TASK STATEMENT: Isolate every line in the records below with "sempre" in it.
-- BEGIN --
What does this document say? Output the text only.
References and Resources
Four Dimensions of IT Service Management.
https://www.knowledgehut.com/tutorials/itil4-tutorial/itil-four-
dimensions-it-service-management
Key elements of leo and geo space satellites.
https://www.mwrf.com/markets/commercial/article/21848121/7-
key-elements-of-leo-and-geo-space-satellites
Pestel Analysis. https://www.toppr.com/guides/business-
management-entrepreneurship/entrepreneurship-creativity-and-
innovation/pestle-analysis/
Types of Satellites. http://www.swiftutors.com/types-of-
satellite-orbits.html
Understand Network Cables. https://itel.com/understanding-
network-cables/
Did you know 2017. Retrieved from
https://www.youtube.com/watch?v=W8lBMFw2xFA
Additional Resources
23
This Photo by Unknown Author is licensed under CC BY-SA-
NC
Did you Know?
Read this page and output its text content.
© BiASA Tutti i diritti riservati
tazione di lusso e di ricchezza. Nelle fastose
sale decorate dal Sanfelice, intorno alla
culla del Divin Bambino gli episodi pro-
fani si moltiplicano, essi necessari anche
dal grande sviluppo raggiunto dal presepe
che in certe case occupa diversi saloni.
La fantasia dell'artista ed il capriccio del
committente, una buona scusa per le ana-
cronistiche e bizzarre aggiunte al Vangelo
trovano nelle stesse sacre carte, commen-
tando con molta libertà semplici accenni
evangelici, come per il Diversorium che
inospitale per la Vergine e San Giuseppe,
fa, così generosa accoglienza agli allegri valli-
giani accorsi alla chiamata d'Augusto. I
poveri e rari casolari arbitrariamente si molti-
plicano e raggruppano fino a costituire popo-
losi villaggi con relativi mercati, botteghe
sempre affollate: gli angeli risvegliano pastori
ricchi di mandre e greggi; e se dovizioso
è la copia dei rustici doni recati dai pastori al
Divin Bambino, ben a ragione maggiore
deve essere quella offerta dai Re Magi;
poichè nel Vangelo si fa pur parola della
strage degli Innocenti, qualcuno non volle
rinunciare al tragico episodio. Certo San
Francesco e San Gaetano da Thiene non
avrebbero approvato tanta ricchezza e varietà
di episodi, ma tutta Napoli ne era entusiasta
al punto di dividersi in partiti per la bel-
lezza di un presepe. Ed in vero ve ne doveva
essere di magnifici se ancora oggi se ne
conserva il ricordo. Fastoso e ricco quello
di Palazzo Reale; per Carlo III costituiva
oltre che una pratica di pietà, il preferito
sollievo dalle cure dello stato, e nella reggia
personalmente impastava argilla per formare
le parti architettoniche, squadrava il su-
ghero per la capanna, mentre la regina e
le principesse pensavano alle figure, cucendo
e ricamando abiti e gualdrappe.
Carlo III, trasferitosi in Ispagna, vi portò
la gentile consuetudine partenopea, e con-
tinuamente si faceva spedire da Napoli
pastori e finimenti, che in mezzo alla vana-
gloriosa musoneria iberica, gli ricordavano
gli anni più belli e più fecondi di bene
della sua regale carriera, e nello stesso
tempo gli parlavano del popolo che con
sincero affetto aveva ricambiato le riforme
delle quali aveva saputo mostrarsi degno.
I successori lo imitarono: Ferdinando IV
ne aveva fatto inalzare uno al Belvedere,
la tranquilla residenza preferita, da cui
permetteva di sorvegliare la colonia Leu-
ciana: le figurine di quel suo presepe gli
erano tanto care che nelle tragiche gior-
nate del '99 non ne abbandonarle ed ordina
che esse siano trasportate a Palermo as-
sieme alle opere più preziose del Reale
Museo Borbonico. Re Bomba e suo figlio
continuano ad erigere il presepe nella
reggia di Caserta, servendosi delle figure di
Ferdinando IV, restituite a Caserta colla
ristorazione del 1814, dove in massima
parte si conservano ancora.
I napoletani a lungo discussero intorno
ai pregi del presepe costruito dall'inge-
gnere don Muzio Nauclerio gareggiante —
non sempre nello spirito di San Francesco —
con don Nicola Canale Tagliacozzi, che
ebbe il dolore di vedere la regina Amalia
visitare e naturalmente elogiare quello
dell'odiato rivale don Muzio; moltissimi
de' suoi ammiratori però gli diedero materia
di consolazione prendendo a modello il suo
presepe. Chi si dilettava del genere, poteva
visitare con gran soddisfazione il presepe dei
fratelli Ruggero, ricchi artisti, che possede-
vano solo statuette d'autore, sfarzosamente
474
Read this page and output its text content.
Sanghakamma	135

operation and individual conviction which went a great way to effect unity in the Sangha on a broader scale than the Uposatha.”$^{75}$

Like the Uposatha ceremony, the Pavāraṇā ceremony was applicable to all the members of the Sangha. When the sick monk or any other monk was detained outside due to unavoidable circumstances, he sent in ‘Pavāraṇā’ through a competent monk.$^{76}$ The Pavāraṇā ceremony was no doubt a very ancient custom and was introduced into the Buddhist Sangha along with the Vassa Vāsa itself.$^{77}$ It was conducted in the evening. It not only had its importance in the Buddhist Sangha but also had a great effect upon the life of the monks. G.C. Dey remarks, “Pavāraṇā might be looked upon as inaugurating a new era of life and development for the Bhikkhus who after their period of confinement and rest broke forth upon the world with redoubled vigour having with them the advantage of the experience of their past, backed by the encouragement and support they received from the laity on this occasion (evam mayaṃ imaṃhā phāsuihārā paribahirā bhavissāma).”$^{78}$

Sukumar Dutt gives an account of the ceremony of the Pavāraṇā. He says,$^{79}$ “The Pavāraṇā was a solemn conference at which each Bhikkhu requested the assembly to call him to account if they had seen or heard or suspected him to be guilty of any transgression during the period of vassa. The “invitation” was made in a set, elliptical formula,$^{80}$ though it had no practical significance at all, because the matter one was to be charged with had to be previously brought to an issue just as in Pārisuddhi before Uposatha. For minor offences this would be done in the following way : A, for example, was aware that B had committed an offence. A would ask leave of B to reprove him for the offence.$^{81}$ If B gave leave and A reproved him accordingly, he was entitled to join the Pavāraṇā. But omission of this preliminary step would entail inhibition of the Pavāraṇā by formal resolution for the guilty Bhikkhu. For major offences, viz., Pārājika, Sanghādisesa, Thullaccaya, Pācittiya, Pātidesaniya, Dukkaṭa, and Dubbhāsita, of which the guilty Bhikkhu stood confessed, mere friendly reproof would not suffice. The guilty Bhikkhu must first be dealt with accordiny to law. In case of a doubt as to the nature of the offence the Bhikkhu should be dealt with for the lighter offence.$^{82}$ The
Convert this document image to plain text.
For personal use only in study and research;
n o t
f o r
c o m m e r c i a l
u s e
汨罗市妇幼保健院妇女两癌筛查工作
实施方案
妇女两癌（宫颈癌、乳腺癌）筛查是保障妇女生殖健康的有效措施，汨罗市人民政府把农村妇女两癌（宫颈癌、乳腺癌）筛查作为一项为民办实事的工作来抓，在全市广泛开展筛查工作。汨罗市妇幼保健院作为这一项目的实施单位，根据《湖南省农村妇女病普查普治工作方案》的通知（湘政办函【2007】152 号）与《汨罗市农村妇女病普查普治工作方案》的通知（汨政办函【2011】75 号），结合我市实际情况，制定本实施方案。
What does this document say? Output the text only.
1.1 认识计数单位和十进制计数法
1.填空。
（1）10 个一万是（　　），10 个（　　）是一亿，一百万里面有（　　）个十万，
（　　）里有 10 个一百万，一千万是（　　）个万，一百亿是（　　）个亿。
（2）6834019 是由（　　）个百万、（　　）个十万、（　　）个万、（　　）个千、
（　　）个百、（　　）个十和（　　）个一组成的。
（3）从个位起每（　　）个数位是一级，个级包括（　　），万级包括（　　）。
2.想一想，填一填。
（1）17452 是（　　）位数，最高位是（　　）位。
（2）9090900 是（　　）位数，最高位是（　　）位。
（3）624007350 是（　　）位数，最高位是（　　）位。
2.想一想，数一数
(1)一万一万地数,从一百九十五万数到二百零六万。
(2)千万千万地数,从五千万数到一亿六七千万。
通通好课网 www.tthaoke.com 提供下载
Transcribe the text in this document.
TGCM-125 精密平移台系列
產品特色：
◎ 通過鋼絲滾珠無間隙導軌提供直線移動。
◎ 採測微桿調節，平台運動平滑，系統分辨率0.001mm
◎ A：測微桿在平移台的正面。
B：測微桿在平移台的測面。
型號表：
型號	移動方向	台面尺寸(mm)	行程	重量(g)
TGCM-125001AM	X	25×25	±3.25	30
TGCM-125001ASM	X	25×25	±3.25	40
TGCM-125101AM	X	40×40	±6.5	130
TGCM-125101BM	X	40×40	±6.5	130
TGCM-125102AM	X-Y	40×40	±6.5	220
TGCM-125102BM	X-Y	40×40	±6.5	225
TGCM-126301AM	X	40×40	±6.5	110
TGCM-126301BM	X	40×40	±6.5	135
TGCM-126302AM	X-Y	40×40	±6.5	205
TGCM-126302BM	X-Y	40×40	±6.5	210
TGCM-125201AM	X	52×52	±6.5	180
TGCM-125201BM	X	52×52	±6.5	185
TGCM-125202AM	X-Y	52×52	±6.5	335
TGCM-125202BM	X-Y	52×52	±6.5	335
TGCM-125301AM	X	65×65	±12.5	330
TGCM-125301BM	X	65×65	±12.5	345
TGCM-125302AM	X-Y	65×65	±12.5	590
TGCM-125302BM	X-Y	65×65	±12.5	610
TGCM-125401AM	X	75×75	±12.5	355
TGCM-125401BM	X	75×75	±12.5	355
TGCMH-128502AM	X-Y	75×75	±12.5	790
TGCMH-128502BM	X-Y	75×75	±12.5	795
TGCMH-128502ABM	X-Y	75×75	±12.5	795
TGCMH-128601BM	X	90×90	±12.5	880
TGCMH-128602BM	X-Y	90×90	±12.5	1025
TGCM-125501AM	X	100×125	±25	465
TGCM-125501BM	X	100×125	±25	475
-- END --
THE OUTPUT:
sempre affollate: gli angeli risvegliano pastori
non sempre nello spirito di San Francesco —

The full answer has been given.